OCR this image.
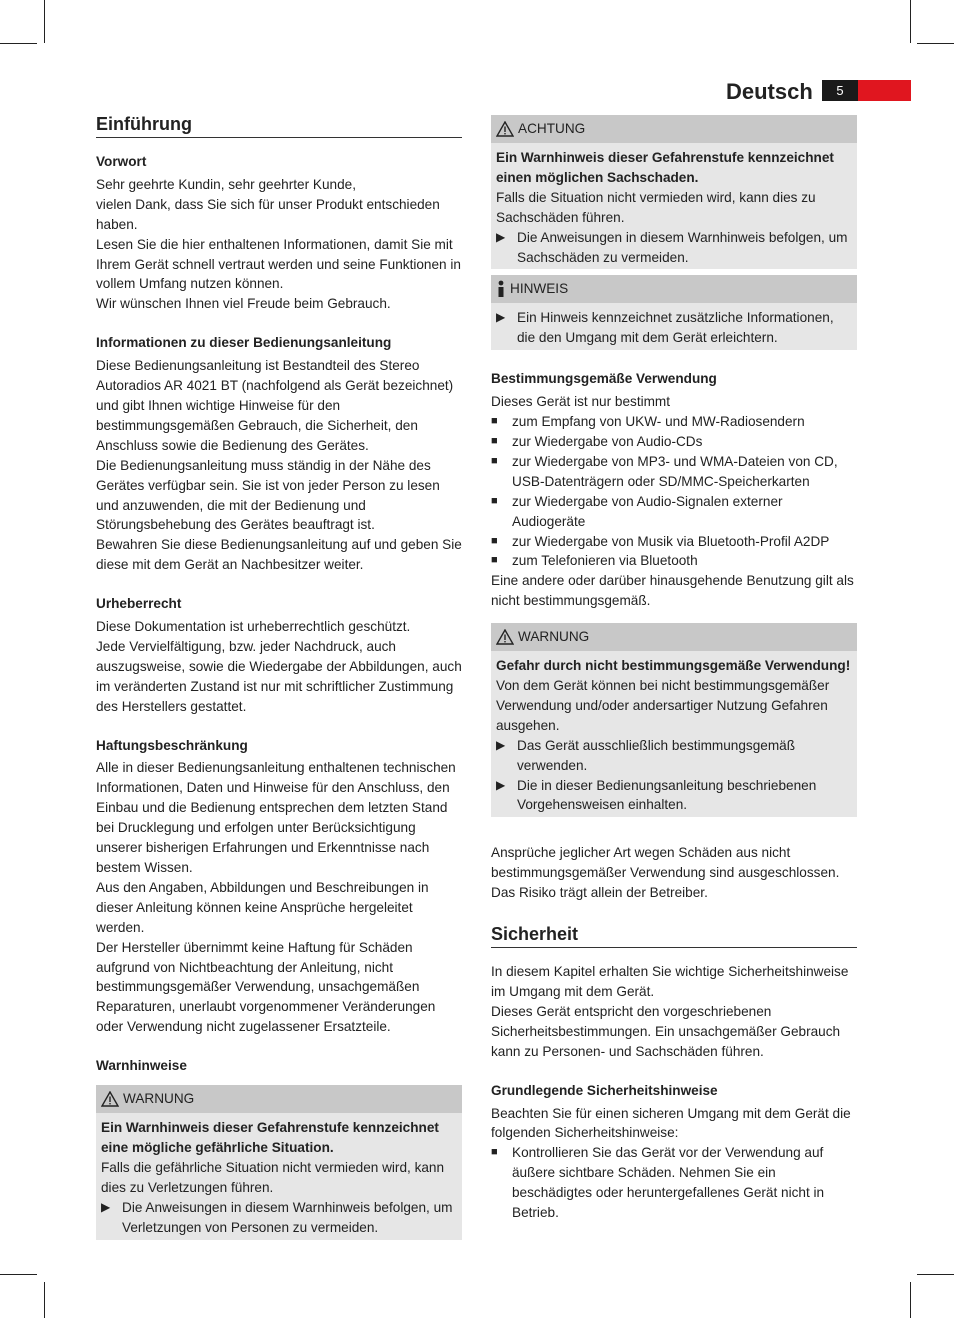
Deutsch	5
Einführung
Vorwort

Sehr geehrte Kundin, sehr geehrter Kunde,

vielen Dank, dass Sie sich für unser Produkt entschieden haben.

Lesen Sie die hier enthaltenen Informationen, damit Sie mit Ihrem Gerät schnell vertraut werden und seine Funktionen in vollem Umfang nutzen können.

Wir wünschen Ihnen viel Freude beim Gebrauch.

Informationen zu dieser Bedienungsanleitung

Diese Bedienungsanleitung ist Bestandteil des Stereo Autoradios AR 4021 BT (nachfolgend als Gerät bezeichnet) und gibt Ihnen wichtige Hinweise für den bestimmungsgemäßen Gebrauch, die Sicherheit, den Anschluss sowie die Bedienung des Gerätes.

Die Bedienungsanleitung muss ständig in der Nähe des Gerätes verfügbar sein. Sie ist von jeder Person zu lesen und anzuwenden, die mit der Bedienung und Störungsbehebung des Gerätes beauftragt ist.

Bewahren Sie diese Bedienungsanleitung auf und geben Sie diese mit dem Gerät an Nachbesitzer weiter.

Urheberrecht

Diese Dokumentation ist urheberrechtlich geschützt.

Jede Vervielfältigung, bzw. jeder Nachdruck, auch auszugsweise, sowie die Wiedergabe der Abbildungen, auch im veränderten Zustand ist nur mit schriftlicher Zustimmung des Herstellers gestattet.

Haftungsbeschränkung

Alle in dieser Bedienungsanleitung enthaltenen technischen Informationen, Daten und Hinweise für den Anschluss, den Einbau und die Bedienung entsprechen dem letzten Stand bei Drucklegung und erfolgen unter Berücksichtigung unserer bisherigen Erfahrungen und Erkenntnisse nach bestem Wissen.

Aus den Angaben, Abbildungen und Beschreibungen in dieser Anleitung können keine Ansprüche hergeleitet werden.

Der Hersteller übernimmt keine Haftung für Schäden aufgrund von Nichtbeachtung der Anleitung, nicht bestimmungsgemäßer Verwendung, unsachgemäßen Reparaturen, unerlaubt vorgenommener Veränderungen oder Verwendung nicht zugelassener Ersatzteile.

Warnhinweise
WARNUNG

Ein Warnhinweis dieser Gefahrenstufe kennzeichnet eine mögliche gefährliche Situation.

Falls die gefährliche Situation nicht vermieden wird, kann dies zu Verletzungen führen.

▶ Die Anweisungen in diesem Warnhinweis befolgen, um Verletzungen von Personen zu vermeiden.
ACHTUNG

Ein Warnhinweis dieser Gefahrenstufe kennzeichnet einen möglichen Sachschaden.

Falls die Situation nicht vermieden wird, kann dies zu Sachschäden führen.

▶ Die Anweisungen in diesem Warnhinweis befolgen, um Sachschäden zu vermeiden.
HINWEIS
▶ Ein Hinweis kennzeichnet zusätzliche Informationen, die den Umgang mit dem Gerät erleichtern.
Bestimmungsgemäße Verwendung

Dieses Gerät ist nur bestimmt

■	zum Empfang von UKW- und MW-Radiosendern
■	zur Wiedergabe von Audio-CDs
■	zur Wiedergabe von MP3- und WMA-Dateien von CD, USB-Datenträgern oder SD/MMC-Speicherkarten
■	zur Wiedergabe von Audio-Signalen externer Audiogeräte
■	zur Wiedergabe von Musik via Bluetooth-Profil A2DP
■	zum Telefonieren via Bluetooth

Eine andere oder darüber hinausgehende Benutzung gilt als nicht bestimmungsgemäß.

WARNUNG

Gefahr durch nicht bestimmungsgemäße Verwendung!

Von dem Gerät können bei nicht bestimmungsgemäßer Verwendung und/oder andersartiger Nutzung Gefahren ausgehen.

▶ Das Gerät ausschließlich bestimmungsgemäß verwenden.
▶ Die in dieser Bedienungsanleitung beschriebenen Vorgehensweisen einhalten.

Ansprüche jeglicher Art wegen Schäden aus nicht bestimmungsgemäßer Verwendung sind ausgeschlossen.

Das Risiko trägt allein der Betreiber.

Sicherheit

In diesem Kapitel erhalten Sie wichtige Sicherheitshinweise im Umgang mit dem Gerät.

Dieses Gerät entspricht den vorgeschriebenen Sicherheitsbestimmungen. Ein unsachgemäßer Gebrauch kann zu Personen- und Sachschäden führen.

Grundlegende Sicherheitshinweise

Beachten Sie für einen sicheren Umgang mit dem Gerät die folgenden Sicherheitshinweise:

■	Kontrollieren Sie das Gerät vor der Verwendung auf äußere sichtbare Schäden. Nehmen Sie ein beschädigtes oder heruntergefallenes Gerät nicht in Betrieb.
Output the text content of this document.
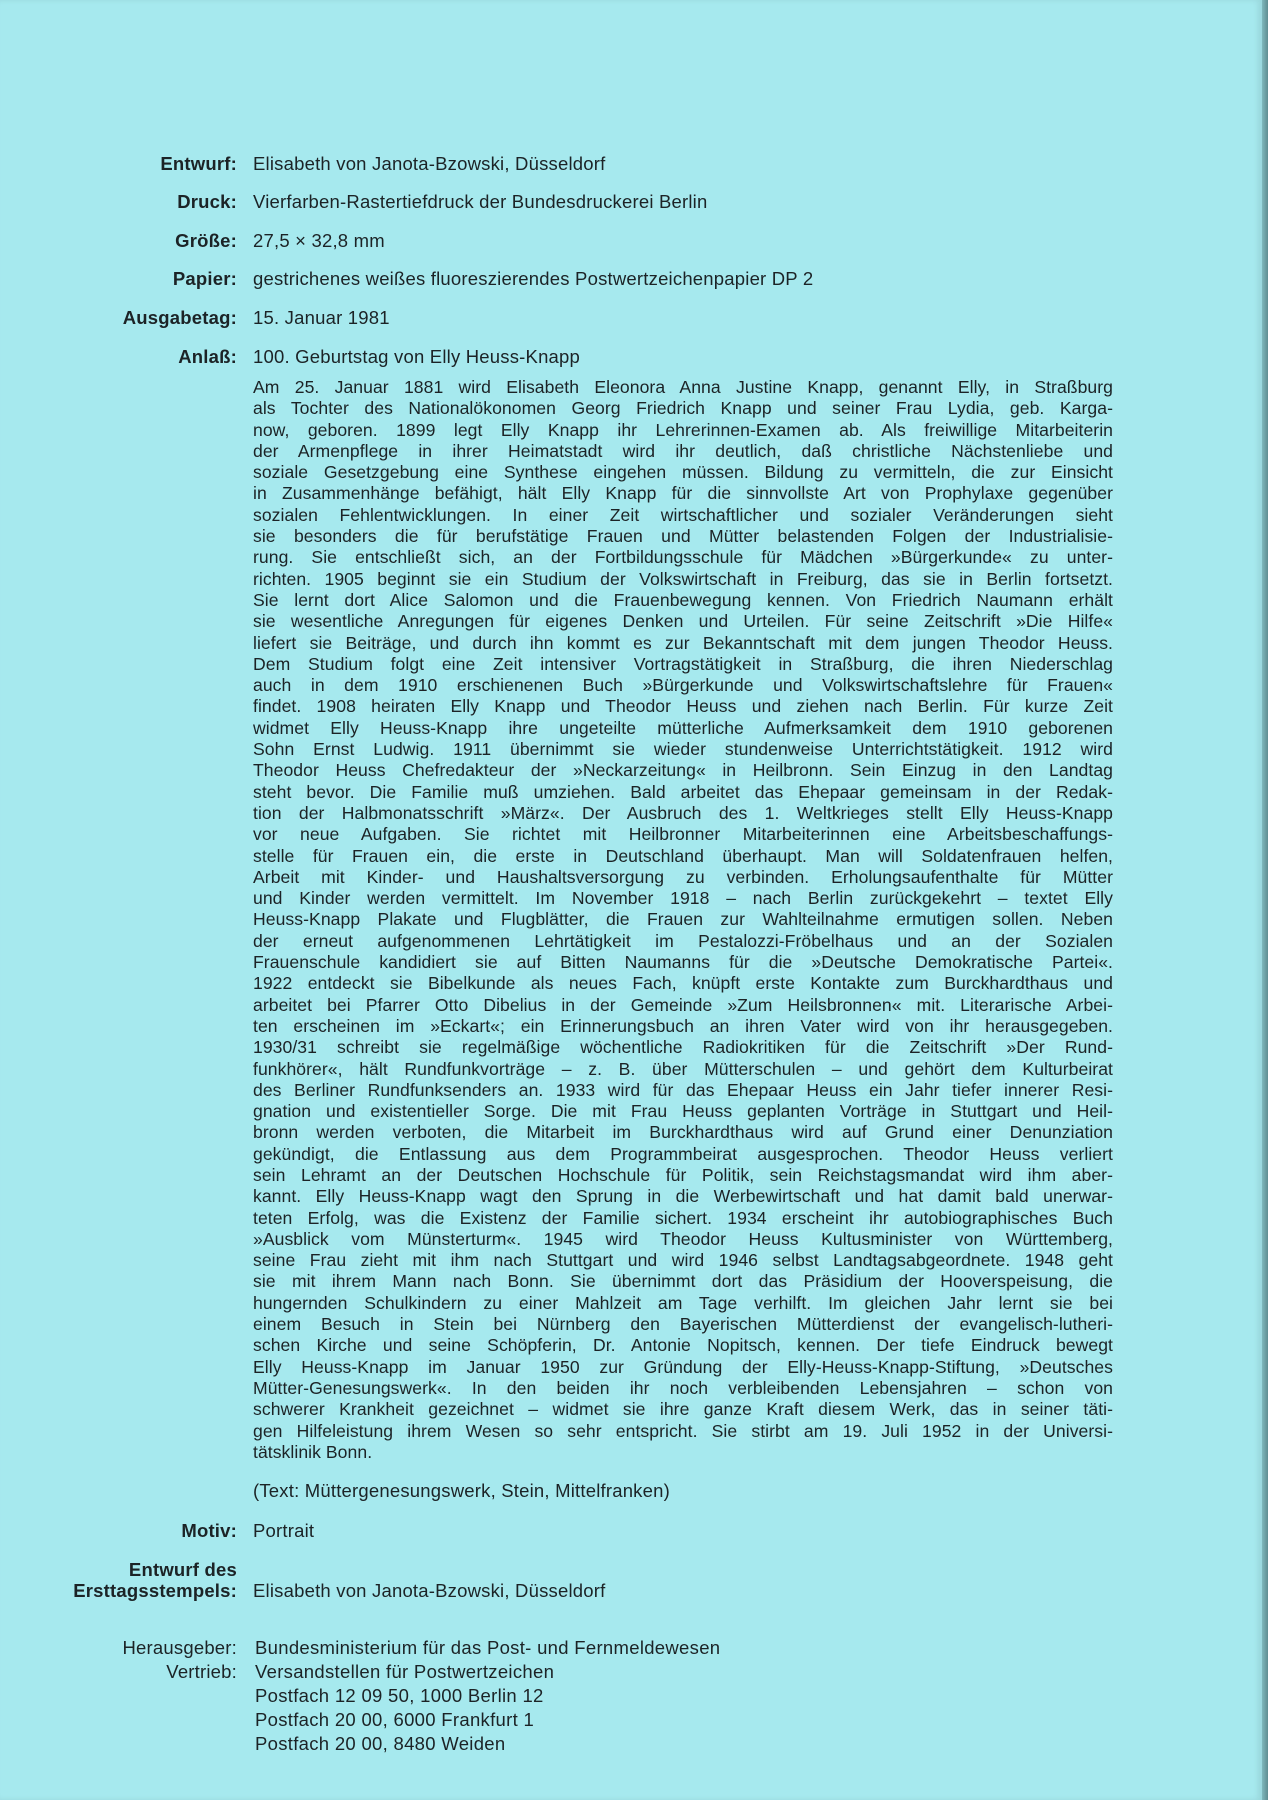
Entwurf: Elisabeth von Janota-Bzowski, Düsseldorf
Druck: Vierfarben-Rastertiefdruck der Bundesdruckerei Berlin
Größe: 27,5 × 32,8 mm
Papier: gestrichenes weißes fluoreszierendes Postwertzeichenpapier DP 2
Ausgabetag: 15. Januar 1981
Anlaß: 100. Geburtstag von Elly Heuss-Knapp
Am 25. Januar 1881 wird Elisabeth Eleonora Anna Justine Knapp, genannt Elly, in Straßburg
als Tochter des Nationalökonomen Georg Friedrich Knapp und seiner Frau Lydia, geb. Karga-
now, geboren. 1899 legt Elly Knapp ihr Lehrerinnen-Examen ab. Als freiwillige Mitarbeiterin
der Armenpflege in ihrer Heimatstadt wird ihr deutlich, daß christliche Nächstenliebe und
soziale Gesetzgebung eine Synthese eingehen müssen. Bildung zu vermitteln, die zur Einsicht
in Zusammenhänge befähigt, hält Elly Knapp für die sinnvollste Art von Prophylaxe gegenüber
sozialen Fehlentwicklungen. In einer Zeit wirtschaftlicher und sozialer Veränderungen sieht
sie besonders die für berufstätige Frauen und Mütter belastenden Folgen der Industrialisie-
rung. Sie entschließt sich, an der Fortbildungsschule für Mädchen »Bürgerkunde« zu unter-
richten. 1905 beginnt sie ein Studium der Volkswirtschaft in Freiburg, das sie in Berlin fortsetzt.
Sie lernt dort Alice Salomon und die Frauenbewegung kennen. Von Friedrich Naumann erhält
sie wesentliche Anregungen für eigenes Denken und Urteilen. Für seine Zeitschrift »Die Hilfe«
liefert sie Beiträge, und durch ihn kommt es zur Bekanntschaft mit dem jungen Theodor Heuss.
Dem Studium folgt eine Zeit intensiver Vortragstätigkeit in Straßburg, die ihren Niederschlag
auch in dem 1910 erschienenen Buch »Bürgerkunde und Volkswirtschaftslehre für Frauen«
findet. 1908 heiraten Elly Knapp und Theodor Heuss und ziehen nach Berlin. Für kurze Zeit
widmet Elly Heuss-Knapp ihre ungeteilte mütterliche Aufmerksamkeit dem 1910 geborenen
Sohn Ernst Ludwig. 1911 übernimmt sie wieder stundenweise Unterrichtstätigkeit. 1912 wird
Theodor Heuss Chefredakteur der »Neckarzeitung« in Heilbronn. Sein Einzug in den Landtag
steht bevor. Die Familie muß umziehen. Bald arbeitet das Ehepaar gemeinsam in der Redak-
tion der Halbmonatsschrift »März«. Der Ausbruch des 1. Weltkrieges stellt Elly Heuss-Knapp
vor neue Aufgaben. Sie richtet mit Heilbronner Mitarbeiterinnen eine Arbeitsbeschaffungs-
stelle für Frauen ein, die erste in Deutschland überhaupt. Man will Soldatenfrauen helfen,
Arbeit mit Kinder- und Haushaltsversorgung zu verbinden. Erholungsaufenthalte für Mütter
und Kinder werden vermittelt. Im November 1918 – nach Berlin zurückgekehrt – textet Elly
Heuss-Knapp Plakate und Flugblätter, die Frauen zur Wahlteilnahme ermutigen sollen. Neben
der erneut aufgenommenen Lehrtätigkeit im Pestalozzi-Fröbelhaus und an der Sozialen
Frauenschule kandidiert sie auf Bitten Naumanns für die »Deutsche Demokratische Partei«.
1922 entdeckt sie Bibelkunde als neues Fach, knüpft erste Kontakte zum Burckhardthaus und
arbeitet bei Pfarrer Otto Dibelius in der Gemeinde »Zum Heilsbronnen« mit. Literarische Arbei-
ten erscheinen im »Eckart«; ein Erinnerungsbuch an ihren Vater wird von ihr herausgegeben.
1930/31 schreibt sie regelmäßige wöchentliche Radiokritiken für die Zeitschrift »Der Rund-
funkhörer«, hält Rundfunkvorträge – z. B. über Mütterschulen – und gehört dem Kulturbeirat
des Berliner Rundfunksenders an. 1933 wird für das Ehepaar Heuss ein Jahr tiefer innerer Resi-
gnation und existentieller Sorge. Die mit Frau Heuss geplanten Vorträge in Stuttgart und Heil-
bronn werden verboten, die Mitarbeit im Burckhardthaus wird auf Grund einer Denunziation
gekündigt, die Entlassung aus dem Programmbeirat ausgesprochen. Theodor Heuss verliert
sein Lehramt an der Deutschen Hochschule für Politik, sein Reichstagsmandat wird ihm aber-
kannt. Elly Heuss-Knapp wagt den Sprung in die Werbewirtschaft und hat damit bald unerwar-
teten Erfolg, was die Existenz der Familie sichert. 1934 erscheint ihr autobiographisches Buch
»Ausblick vom Münsterturm«. 1945 wird Theodor Heuss Kultusminister von Württemberg,
seine Frau zieht mit ihm nach Stuttgart und wird 1946 selbst Landtagsabgeordnete. 1948 geht
sie mit ihrem Mann nach Bonn. Sie übernimmt dort das Präsidium der Hooverspeisung, die
hungernden Schulkindern zu einer Mahlzeit am Tage verhilft. Im gleichen Jahr lernt sie bei
einem Besuch in Stein bei Nürnberg den Bayerischen Mütterdienst der evangelisch-lutheri-
schen Kirche und seine Schöpferin, Dr. Antonie Nopitsch, kennen. Der tiefe Eindruck bewegt
Elly Heuss-Knapp im Januar 1950 zur Gründung der Elly-Heuss-Knapp-Stiftung, »Deutsches
Mütter-Genesungswerk«. In den beiden ihr noch verbleibenden Lebensjahren – schon von
schwerer Krankheit gezeichnet – widmet sie ihre ganze Kraft diesem Werk, das in seiner täti-
gen Hilfeleistung ihrem Wesen so sehr entspricht. Sie stirbt am 19. Juli 1952 in der Universi-
tätsklinik Bonn.
(Text: Müttergenesungswerk, Stein, Mittelfranken)
Motiv: Portrait
Entwurf des
Ersttagsstempels: Elisabeth von Janota-Bzowski, Düsseldorf
Herausgeber: Bundesministerium für das Post- und Fernmeldewesen
Vertrieb: Versandstellen für Postwertzeichen
Postfach 12 09 50, 1000 Berlin 12
Postfach 20 00, 6000 Frankfurt 1
Postfach 20 00, 8480 Weiden
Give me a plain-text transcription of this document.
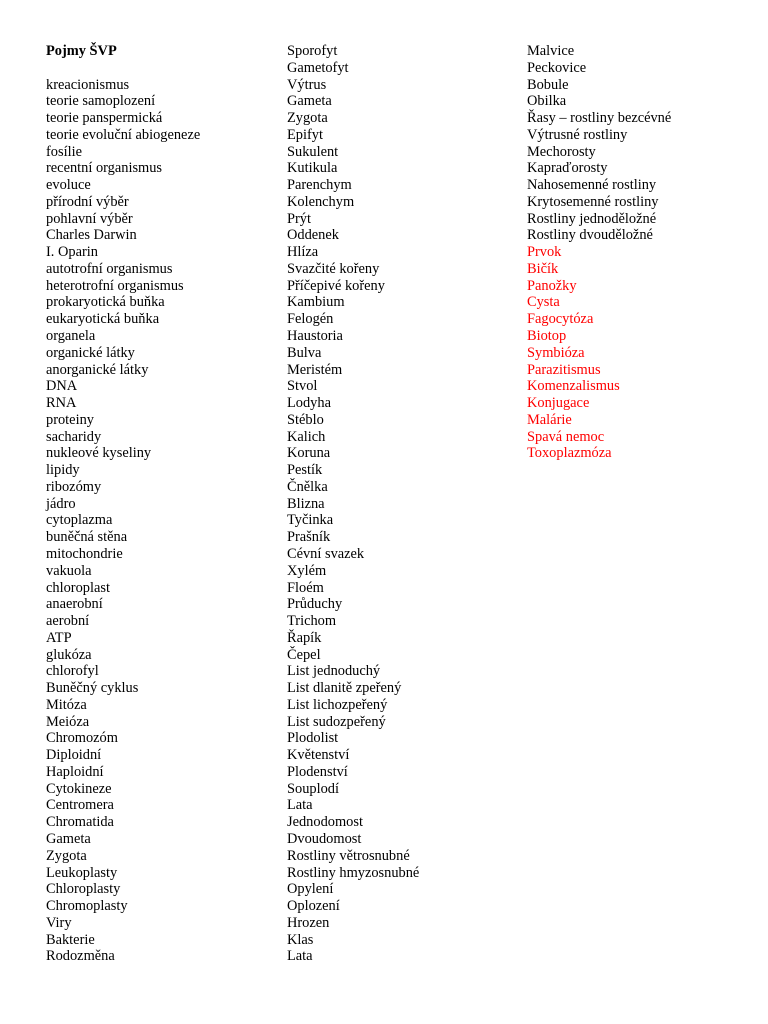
Pojmy ŠVP
kreacionismus
teorie samoplození
teorie panspermická
teorie evoluční abiogeneze
fosílie
recentní organismus
evoluce
přírodní výběr
pohlavní výběr
Charles Darwin
I. Oparin
autotrofní organismus
heterotrofní organismus
prokaryotická buňka
eukaryotická buňka
organela
organické látky
anorganické látky
DNA
RNA
proteiny
sacharidy
nukleové kyseliny
lipidy
ribozómy
jádro
cytoplazma
buněčná stěna
mitochondrie
vakuola
chloroplast
anaerobní
aerobní
ATP
glukóza
chlorofyl
Buněčný cyklus
Mitóza
Meióza
Chromozóm
Diploidní
Haploidní
Cytokineze
Centromera
Chromatida
Gameta
Zygota
Leukoplasty
Chloroplasty
Chromoplasty
Viry
Bakterie
Rodozměna
Sporofyt
Gametofyt
Výtrus
Gameta
Zygota
Epifyt
Sukulent
Kutikula
Parenchym
Kolenchym
Prýt
Oddenek
Hlíza
Svazčité kořeny
Příčepivé kořeny
Kambium
Felogén
Haustoria
Bulva
Meristém
Stvol
Lodyha
Stéblo
Kalich
Koruna
Pestík
Čnělka
Blizna
Tyčinka
Prašník
Cévní svazek
Xylém
Floém
Průduchy
Trichom
Řapík
Čepel
List jednoduchý
List dlanitě zpeřený
List lichozpeřený
List sudozpeřený
Plodolist
Květenství
Plodenství
Souplodí
Lata
Jednodomost
Dvoudomost
Rostliny větrosnubné
Rostliny hmyzosnubné
Opylení
Oplození
Hrozen
Klas
Lata
Malvice
Peckovice
Bobule
Obilka
Řasy – rostliny bezcévné
Výtrusné rostliny
Mechorosty
Kapraďorosty
Nahosemenné rostliny
Krytosemenné rostliny
Rostliny jednoděložné
Rostliny dvouděložné
Prvok
Bičík
Panožky
Cysta
Fagocytóza
Biotop
Symbióza
Parazitismus
Komenzalismus
Konjugace
Malárie
Spavá nemoc
Toxoplazmóza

Problem to work on: Which lines of the records contain "Zeitschrift"? Show each of them.

Result below:
sie wesentliche Anregungen für eigenes Denken und Urteilen. Für seine Zeitschrift »Die Hilfe«
1930/31 schreibt sie regelmäßige wöchentliche Radiokritiken für die Zeitschrift »Der Rund-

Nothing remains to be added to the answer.